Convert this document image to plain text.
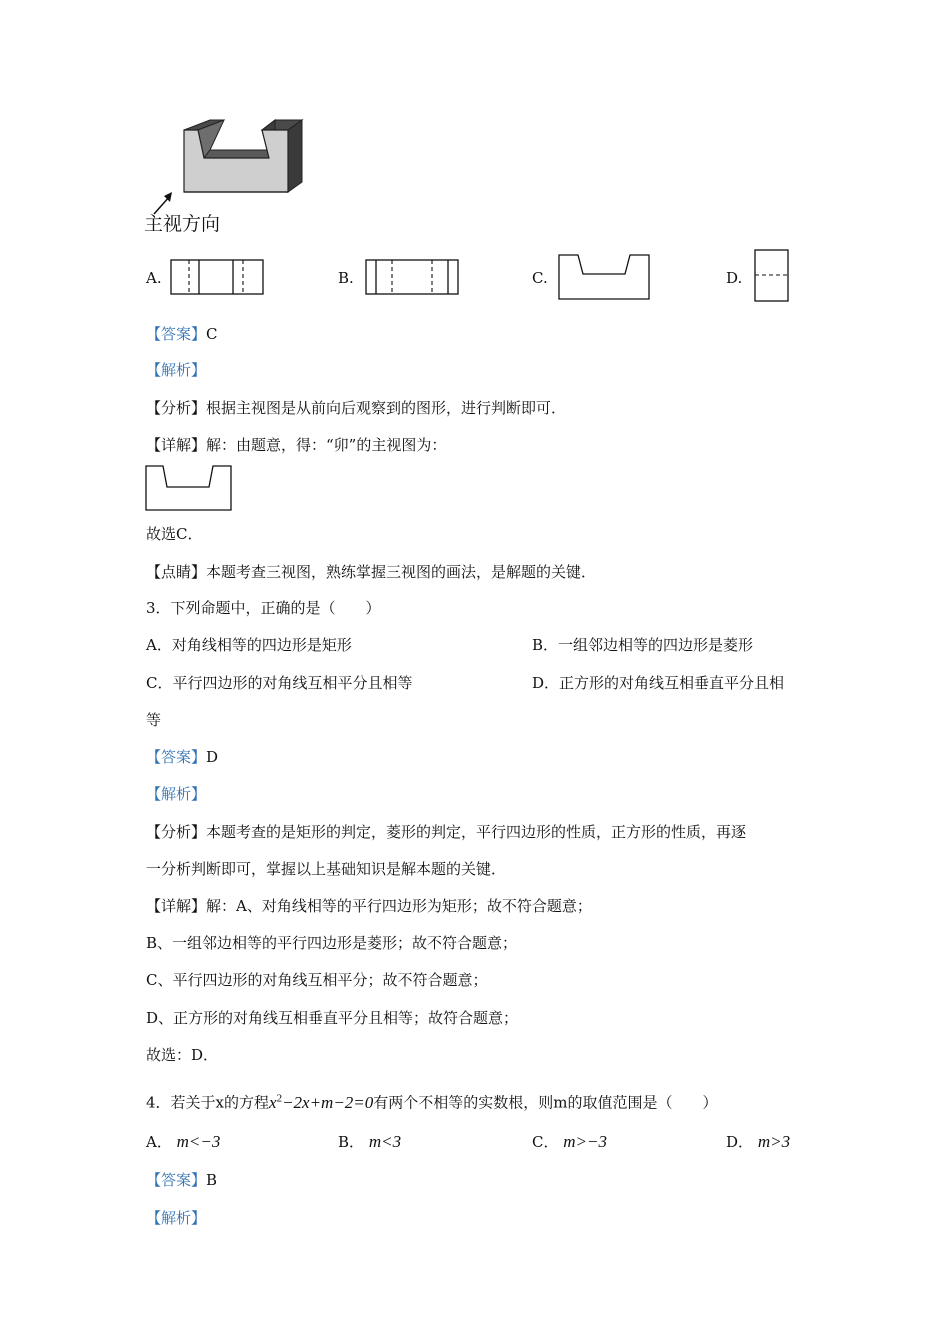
主视方向
A.	B.	C.	D.
【答案】C
【解析】
【分析】根据主视图是从前向后观察到的图形，进行判断即可．
【详解】解：由题意，得：“卯”的主视图为：
故选C．
【点睛】本题考查三视图，熟练掌握三视图的画法，是解题的关键．
3．下列命题中，正确的是（　　）
A．对角线相等的四边形是矩形	B．一组邻边相等的四边形是菱形
C．平行四边形的对角线互相平分且相等	D．正方形的对角线互相垂直平分且相
等
【答案】D
【解析】
【分析】本题考查的是矩形的判定，菱形的判定，平行四边形的性质，正方形的性质，再逐
一分析判断即可，掌握以上基础知识是解本题的关键．
【详解】解：A、对角线相等的平行四边形为矩形；故不符合题意；
B、一组邻边相等的平行四边形是菱形；故不符合题意；
C、平行四边形的对角线互相平分；故不符合题意；
D、正方形的对角线互相垂直平分且相等；故符合题意；
故选：D．
4．若关于x的方程$x^2-2x+m-2=0$有两个不相等的实数根，则m的取值范围是（　　）
A． m<−3	B． m<3	C． m>−3	D． m>3
【答案】B
【解析】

□ □ □ □ □ □ □

Exercise instructions: Repeat all of the entries word for word, but omit the pictures.

Output for this task:
Convert this document image to plain text.
主视方向
A.	B.	C.	D.
【答案】C
【解析】
【分析】根据主视图是从前向后观察到的图形，进行判断即可．
【详解】解：由题意，得：“卯”的主视图为：
故选C．
【点睛】本题考查三视图，熟练掌握三视图的画法，是解题的关键．
3．下列命题中，正确的是（　　）
A．对角线相等的四边形是矩形	B．一组邻边相等的四边形是菱形
C．平行四边形的对角线互相平分且相等	D．正方形的对角线互相垂直平分且相
等
【答案】D
【解析】
【分析】本题考查的是矩形的判定，菱形的判定，平行四边形的性质，正方形的性质，再逐
一分析判断即可，掌握以上基础知识是解本题的关键．
【详解】解：A、对角线相等的平行四边形为矩形；故不符合题意；
B、一组邻边相等的平行四边形是菱形；故不符合题意；
C、平行四边形的对角线互相平分；故不符合题意；
D、正方形的对角线互相垂直平分且相等；故符合题意；
故选：D．
4．若关于x的方程$x^2-2x+m-2=0$有两个不相等的实数根，则m的取值范围是（　　）
A． m<−3	B． m<3	C． m>−3	D． m>3
【答案】B
【解析】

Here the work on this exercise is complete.